— begin INPUT RECORDS —
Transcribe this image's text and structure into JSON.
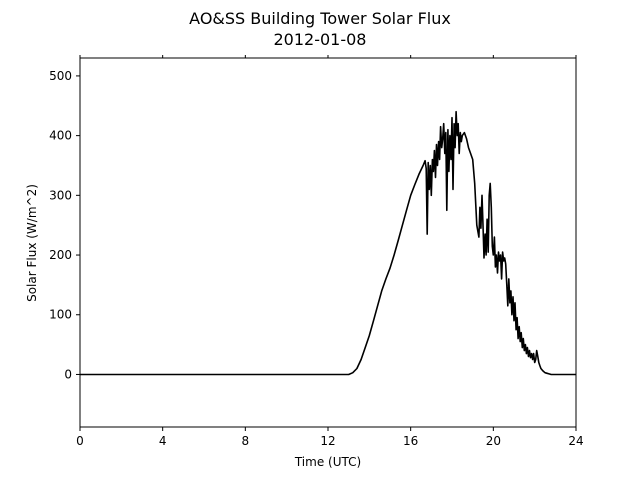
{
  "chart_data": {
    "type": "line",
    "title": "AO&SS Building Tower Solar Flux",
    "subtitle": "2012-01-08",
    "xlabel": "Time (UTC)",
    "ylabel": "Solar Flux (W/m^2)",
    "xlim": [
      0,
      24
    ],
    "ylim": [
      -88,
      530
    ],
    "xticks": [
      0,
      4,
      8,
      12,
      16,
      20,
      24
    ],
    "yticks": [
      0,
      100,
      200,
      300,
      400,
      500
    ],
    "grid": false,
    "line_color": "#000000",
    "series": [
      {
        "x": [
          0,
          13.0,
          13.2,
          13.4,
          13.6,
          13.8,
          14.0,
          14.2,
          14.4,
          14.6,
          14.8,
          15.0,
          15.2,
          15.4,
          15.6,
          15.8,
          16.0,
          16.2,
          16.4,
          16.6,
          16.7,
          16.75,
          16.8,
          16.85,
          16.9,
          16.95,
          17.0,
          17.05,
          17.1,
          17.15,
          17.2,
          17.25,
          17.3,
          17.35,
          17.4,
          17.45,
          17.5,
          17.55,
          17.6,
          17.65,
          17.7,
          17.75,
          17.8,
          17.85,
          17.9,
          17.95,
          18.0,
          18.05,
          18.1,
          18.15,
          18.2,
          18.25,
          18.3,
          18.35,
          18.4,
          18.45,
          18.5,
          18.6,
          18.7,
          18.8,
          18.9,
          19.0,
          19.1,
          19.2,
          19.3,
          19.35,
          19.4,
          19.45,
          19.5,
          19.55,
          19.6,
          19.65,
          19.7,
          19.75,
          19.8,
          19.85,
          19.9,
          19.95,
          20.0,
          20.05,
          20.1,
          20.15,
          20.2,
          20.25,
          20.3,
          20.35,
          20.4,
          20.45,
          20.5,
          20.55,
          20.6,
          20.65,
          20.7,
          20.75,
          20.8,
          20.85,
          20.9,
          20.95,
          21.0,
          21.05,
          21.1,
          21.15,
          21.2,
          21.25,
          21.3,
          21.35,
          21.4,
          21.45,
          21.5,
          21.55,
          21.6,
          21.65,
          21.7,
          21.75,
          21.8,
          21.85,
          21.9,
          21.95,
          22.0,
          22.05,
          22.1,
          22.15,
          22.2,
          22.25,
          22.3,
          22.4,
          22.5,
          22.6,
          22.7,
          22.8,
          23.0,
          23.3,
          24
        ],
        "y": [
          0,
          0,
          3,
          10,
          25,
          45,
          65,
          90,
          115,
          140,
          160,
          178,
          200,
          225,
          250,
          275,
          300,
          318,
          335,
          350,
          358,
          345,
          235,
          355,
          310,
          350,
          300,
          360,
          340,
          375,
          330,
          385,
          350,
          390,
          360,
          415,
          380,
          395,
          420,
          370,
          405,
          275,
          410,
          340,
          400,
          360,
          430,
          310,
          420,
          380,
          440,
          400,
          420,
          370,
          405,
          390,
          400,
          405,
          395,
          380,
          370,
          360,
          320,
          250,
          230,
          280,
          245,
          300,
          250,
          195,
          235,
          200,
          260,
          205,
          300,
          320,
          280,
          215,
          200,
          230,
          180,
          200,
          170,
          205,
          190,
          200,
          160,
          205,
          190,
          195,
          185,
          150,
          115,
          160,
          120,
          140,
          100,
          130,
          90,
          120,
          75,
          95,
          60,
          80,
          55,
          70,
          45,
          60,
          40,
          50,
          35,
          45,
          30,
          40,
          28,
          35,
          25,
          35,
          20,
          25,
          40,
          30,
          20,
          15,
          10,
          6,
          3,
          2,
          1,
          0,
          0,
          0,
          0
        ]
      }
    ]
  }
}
— end INPUT RECORDS —
* **STATED GOAL**: Answer only with how many lines in the records include "Flux".

* **SOLVED EXERCISE**: 2